RECORDS PROVIDED:

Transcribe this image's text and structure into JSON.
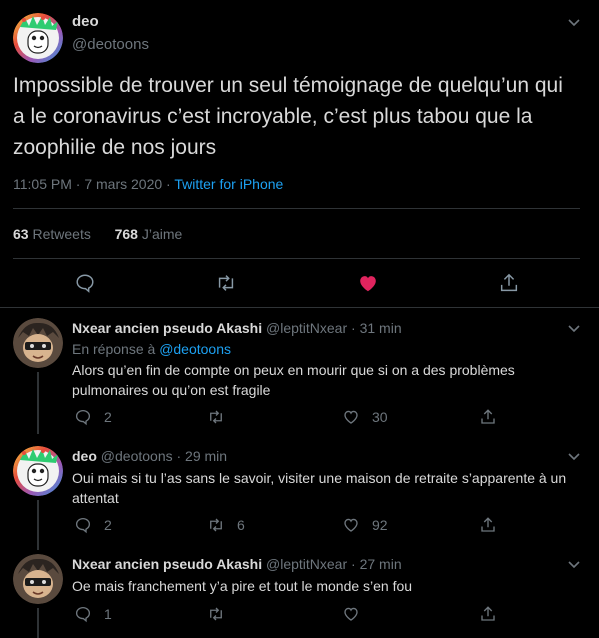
{
  "main": {
    "name": "deo",
    "handle": "@deotoons",
    "text": "Impossible de trouver un seul témoignage de quelqu’un qui a le coronavirus c’est incroyable, c’est plus tabou que la zoophilie de nos jours",
    "time": "11:05 PM · 7 mars 2020",
    "dot": " · ",
    "source": "Twitter for iPhone",
    "retweets_count": "63",
    "retweets_label": "Retweets",
    "likes_count": "768",
    "likes_label": "J’aime",
    "liked": true
  },
  "replies": [
    {
      "name": "Nxear ancien pseudo Akashi",
      "handle": "@leptitNxear",
      "time": "· 31 min",
      "reply_to_label": "En réponse à",
      "reply_to_handle": "@deotoons",
      "text": "Alors qu’en fin de compte on peux en mourir que si on a des problèmes pulmonaires ou qu’on est fragile",
      "replies": "2",
      "retweets": "",
      "likes": "30"
    },
    {
      "name": "deo",
      "handle": "@deotoons",
      "time": "· 29 min",
      "text": "Oui mais si tu l’as sans le savoir, visiter une maison de retraite s’apparente à un attentat",
      "replies": "2",
      "retweets": "6",
      "likes": "92"
    },
    {
      "name": "Nxear ancien pseudo Akashi",
      "handle": "@leptitNxear",
      "time": "· 27 min",
      "text": "Oe mais franchement y’a pire et tout le monde s’en fou",
      "replies": "1",
      "retweets": "",
      "likes": ""
    }
  ],
  "colors": {
    "background": "#000000",
    "text": "#d9d9d9",
    "muted": "#6e767d",
    "link": "#1da1f2",
    "like": "#e0245e",
    "border": "#2f3336"
  },
  "icons": [
    "chevron-down-icon",
    "reply-icon",
    "retweet-icon",
    "heart-icon",
    "share-icon"
  ]
}
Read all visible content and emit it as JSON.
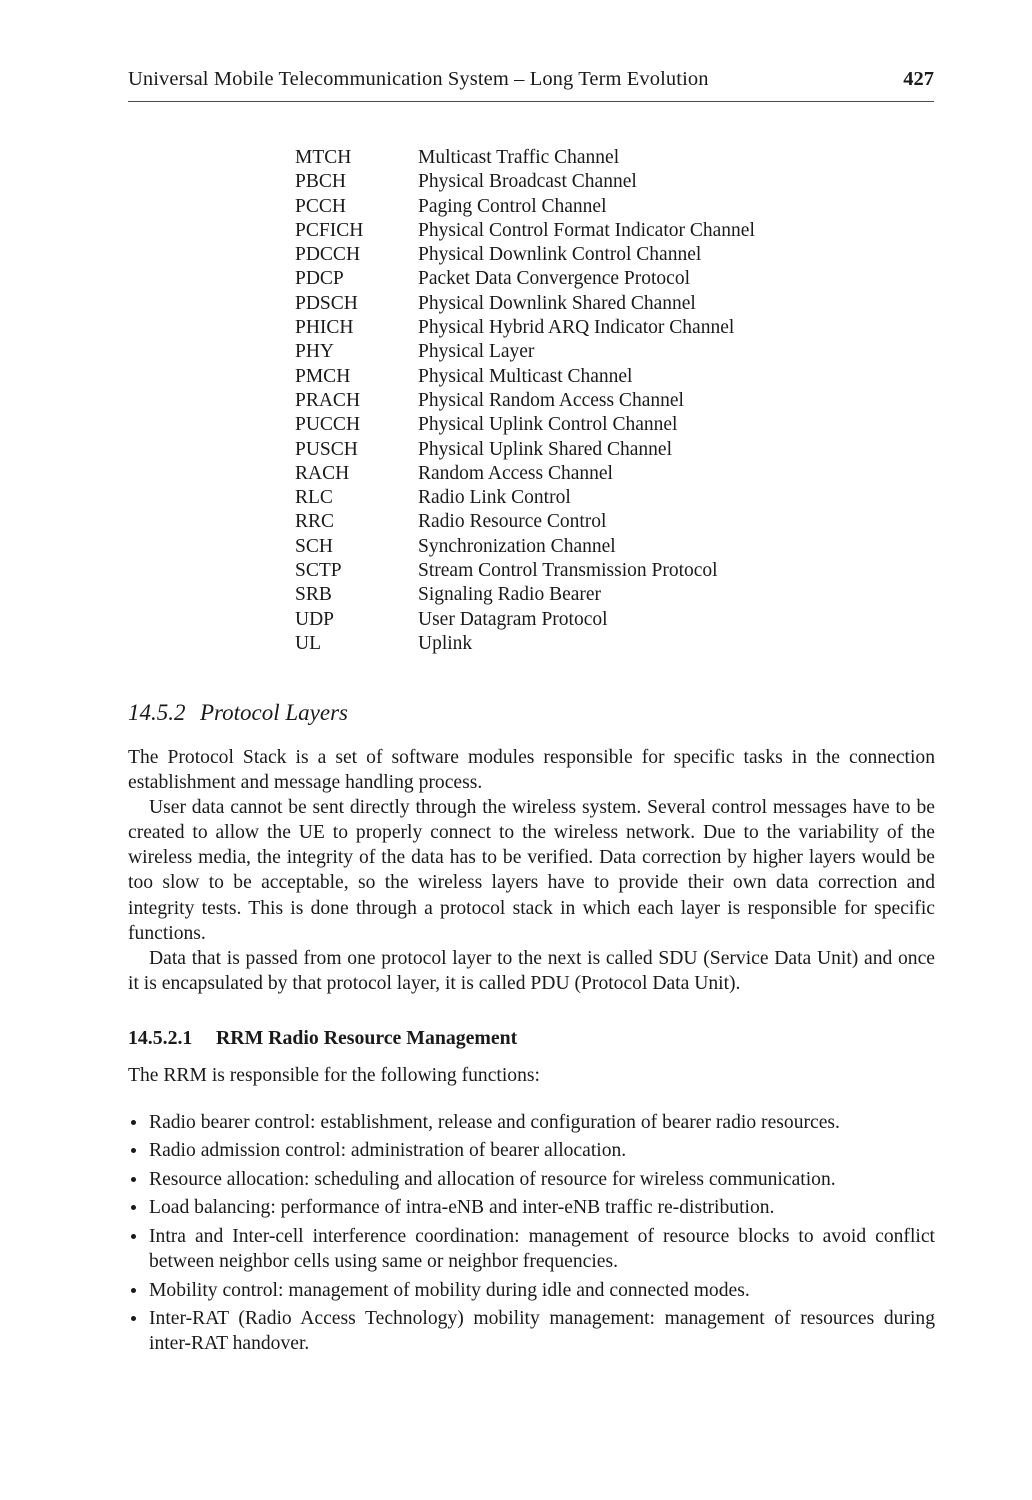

WORK REQUIRED: Each line of the data that includes the word "text" counts once; report the total and nothing more.

FINISHED EXERCISE: 6